STATED GOAL: Write the data out again, exactly as given.

[Collected data entries]
========
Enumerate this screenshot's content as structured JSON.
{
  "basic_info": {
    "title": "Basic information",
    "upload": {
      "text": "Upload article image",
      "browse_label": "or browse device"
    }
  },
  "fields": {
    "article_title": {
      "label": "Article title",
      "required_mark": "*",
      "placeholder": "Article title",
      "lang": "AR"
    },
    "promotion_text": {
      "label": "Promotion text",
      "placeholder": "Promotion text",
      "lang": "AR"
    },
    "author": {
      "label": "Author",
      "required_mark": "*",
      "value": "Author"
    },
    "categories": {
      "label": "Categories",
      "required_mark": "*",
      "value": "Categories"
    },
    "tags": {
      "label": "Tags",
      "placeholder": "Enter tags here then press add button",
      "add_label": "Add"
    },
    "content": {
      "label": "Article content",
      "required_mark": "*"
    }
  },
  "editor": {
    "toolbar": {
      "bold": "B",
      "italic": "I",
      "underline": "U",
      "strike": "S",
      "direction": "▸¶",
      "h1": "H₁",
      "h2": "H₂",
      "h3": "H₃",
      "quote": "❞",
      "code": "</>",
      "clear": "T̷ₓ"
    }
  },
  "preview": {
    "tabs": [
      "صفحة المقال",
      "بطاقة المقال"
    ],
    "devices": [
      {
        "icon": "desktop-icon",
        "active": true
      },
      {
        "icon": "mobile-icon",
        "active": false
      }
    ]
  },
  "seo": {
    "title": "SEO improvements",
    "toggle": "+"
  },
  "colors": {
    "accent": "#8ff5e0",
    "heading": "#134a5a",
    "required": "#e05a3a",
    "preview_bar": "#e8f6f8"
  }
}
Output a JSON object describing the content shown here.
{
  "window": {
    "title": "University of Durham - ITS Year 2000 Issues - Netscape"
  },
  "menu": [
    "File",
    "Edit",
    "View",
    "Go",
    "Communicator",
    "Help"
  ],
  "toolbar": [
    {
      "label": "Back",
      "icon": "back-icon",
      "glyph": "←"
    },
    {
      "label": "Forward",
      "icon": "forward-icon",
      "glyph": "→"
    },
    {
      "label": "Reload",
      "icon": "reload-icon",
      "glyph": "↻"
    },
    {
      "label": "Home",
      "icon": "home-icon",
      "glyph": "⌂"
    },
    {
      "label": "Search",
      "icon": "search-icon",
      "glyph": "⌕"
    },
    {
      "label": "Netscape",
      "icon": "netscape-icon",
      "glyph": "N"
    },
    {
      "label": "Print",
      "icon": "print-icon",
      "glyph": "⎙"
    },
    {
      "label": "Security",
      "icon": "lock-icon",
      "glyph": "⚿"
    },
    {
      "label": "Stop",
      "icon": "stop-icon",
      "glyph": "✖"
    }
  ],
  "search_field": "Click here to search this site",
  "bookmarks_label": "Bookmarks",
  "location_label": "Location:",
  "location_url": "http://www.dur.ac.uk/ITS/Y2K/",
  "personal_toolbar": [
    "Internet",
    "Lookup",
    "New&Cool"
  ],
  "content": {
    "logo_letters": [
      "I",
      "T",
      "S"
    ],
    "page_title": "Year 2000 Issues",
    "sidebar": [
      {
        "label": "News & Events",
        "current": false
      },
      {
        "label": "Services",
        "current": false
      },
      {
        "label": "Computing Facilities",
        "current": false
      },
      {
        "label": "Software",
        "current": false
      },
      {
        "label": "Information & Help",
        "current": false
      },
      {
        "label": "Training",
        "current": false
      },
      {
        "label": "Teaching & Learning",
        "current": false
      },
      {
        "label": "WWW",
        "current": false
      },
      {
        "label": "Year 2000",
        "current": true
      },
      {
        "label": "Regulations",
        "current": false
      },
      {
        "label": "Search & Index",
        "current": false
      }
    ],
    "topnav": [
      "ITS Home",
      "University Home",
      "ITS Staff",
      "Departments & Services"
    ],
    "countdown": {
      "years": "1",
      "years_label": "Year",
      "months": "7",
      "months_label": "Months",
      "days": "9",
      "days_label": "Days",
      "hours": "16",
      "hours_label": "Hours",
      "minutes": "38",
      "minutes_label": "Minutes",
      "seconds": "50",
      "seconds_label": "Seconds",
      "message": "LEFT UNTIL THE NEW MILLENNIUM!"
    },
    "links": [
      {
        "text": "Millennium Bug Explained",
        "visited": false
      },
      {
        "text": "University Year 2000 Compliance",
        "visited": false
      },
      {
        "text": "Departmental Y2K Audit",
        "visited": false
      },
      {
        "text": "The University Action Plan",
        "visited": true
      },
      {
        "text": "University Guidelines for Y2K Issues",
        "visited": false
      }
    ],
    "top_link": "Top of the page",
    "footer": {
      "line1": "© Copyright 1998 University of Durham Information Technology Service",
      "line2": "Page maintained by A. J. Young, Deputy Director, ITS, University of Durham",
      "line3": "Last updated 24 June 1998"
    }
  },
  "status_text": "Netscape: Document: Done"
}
========
ANSWER TO THE EXERCISE:
Enumerate this screenshot's content as structured JSON.
{
  "basic_info": {
    "title": "Basic information",
    "upload": {
      "text": "Upload article image",
      "browse_label": "or browse device"
    }
  },
  "fields": {
    "article_title": {
      "label": "Article title",
      "required_mark": "*",
      "placeholder": "Article title",
      "lang": "AR"
    },
    "promotion_text": {
      "label": "Promotion text",
      "placeholder": "Promotion text",
      "lang": "AR"
    },
    "author": {
      "label": "Author",
      "required_mark": "*",
      "value": "Author"
    },
    "categories": {
      "label": "Categories",
      "required_mark": "*",
      "value": "Categories"
    },
    "tags": {
      "label": "Tags",
      "placeholder": "Enter tags here then press add button",
      "add_label": "Add"
    },
    "content": {
      "label": "Article content",
      "required_mark": "*"
    }
  },
  "editor": {
    "toolbar": {
      "bold": "B",
      "italic": "I",
      "underline": "U",
      "strike": "S",
      "direction": "▸¶",
      "h1": "H₁",
      "h2": "H₂",
      "h3": "H₃",
      "quote": "❞",
      "code": "</>",
      "clear": "T̷ₓ"
    }
  },
  "preview": {
    "tabs": [
      "صفحة المقال",
      "بطاقة المقال"
    ],
    "devices": [
      {
        "icon": "desktop-icon",
        "active": true
      },
      {
        "icon": "mobile-icon",
        "active": false
      }
    ]
  },
  "seo": {
    "title": "SEO improvements",
    "toggle": "+"
  },
  "colors": {
    "accent": "#8ff5e0",
    "heading": "#134a5a",
    "required": "#e05a3a",
    "preview_bar": "#e8f6f8"
  }
}
Output a JSON object describing the content shown here.
{
  "window": {
    "title": "University of Durham - ITS Year 2000 Issues - Netscape"
  },
  "menu": [
    "File",
    "Edit",
    "View",
    "Go",
    "Communicator",
    "Help"
  ],
  "toolbar": [
    {
      "label": "Back",
      "icon": "back-icon",
      "glyph": "←"
    },
    {
      "label": "Forward",
      "icon": "forward-icon",
      "glyph": "→"
    },
    {
      "label": "Reload",
      "icon": "reload-icon",
      "glyph": "↻"
    },
    {
      "label": "Home",
      "icon": "home-icon",
      "glyph": "⌂"
    },
    {
      "label": "Search",
      "icon": "search-icon",
      "glyph": "⌕"
    },
    {
      "label": "Netscape",
      "icon": "netscape-icon",
      "glyph": "N"
    },
    {
      "label": "Print",
      "icon": "print-icon",
      "glyph": "⎙"
    },
    {
      "label": "Security",
      "icon": "lock-icon",
      "glyph": "⚿"
    },
    {
      "label": "Stop",
      "icon": "stop-icon",
      "glyph": "✖"
    }
  ],
  "search_field": "Click here to search this site",
  "bookmarks_label": "Bookmarks",
  "location_label": "Location:",
  "location_url": "http://www.dur.ac.uk/ITS/Y2K/",
  "personal_toolbar": [
    "Internet",
    "Lookup",
    "New&Cool"
  ],
  "content": {
    "logo_letters": [
      "I",
      "T",
      "S"
    ],
    "page_title": "Year 2000 Issues",
    "sidebar": [
      {
        "label": "News & Events",
        "current": false
      },
      {
        "label": "Services",
        "current": false
      },
      {
        "label": "Computing Facilities",
        "current": false
      },
      {
        "label": "Software",
        "current": false
      },
      {
        "label": "Information & Help",
        "current": false
      },
      {
        "label": "Training",
        "current": false
      },
      {
        "label": "Teaching & Learning",
        "current": false
      },
      {
        "label": "WWW",
        "current": false
      },
      {
        "label": "Year 2000",
        "current": true
      },
      {
        "label": "Regulations",
        "current": false
      },
      {
        "label": "Search & Index",
        "current": false
      }
    ],
    "topnav": [
      "ITS Home",
      "University Home",
      "ITS Staff",
      "Departments & Services"
    ],
    "countdown": {
      "years": "1",
      "years_label": "Year",
      "months": "7",
      "months_label": "Months",
      "days": "9",
      "days_label": "Days",
      "hours": "16",
      "hours_label": "Hours",
      "minutes": "38",
      "minutes_label": "Minutes",
      "seconds": "50",
      "seconds_label": "Seconds",
      "message": "LEFT UNTIL THE NEW MILLENNIUM!"
    },
    "links": [
      {
        "text": "Millennium Bug Explained",
        "visited": false
      },
      {
        "text": "University Year 2000 Compliance",
        "visited": false
      },
      {
        "text": "Departmental Y2K Audit",
        "visited": false
      },
      {
        "text": "The University Action Plan",
        "visited": true
      },
      {
        "text": "University Guidelines for Y2K Issues",
        "visited": false
      }
    ],
    "top_link": "Top of the page",
    "footer": {
      "line1": "© Copyright 1998 University of Durham Information Technology Service",
      "line2": "Page maintained by A. J. Young, Deputy Director, ITS, University of Durham",
      "line3": "Last updated 24 June 1998"
    }
  },
  "status_text": "Netscape: Document: Done"
}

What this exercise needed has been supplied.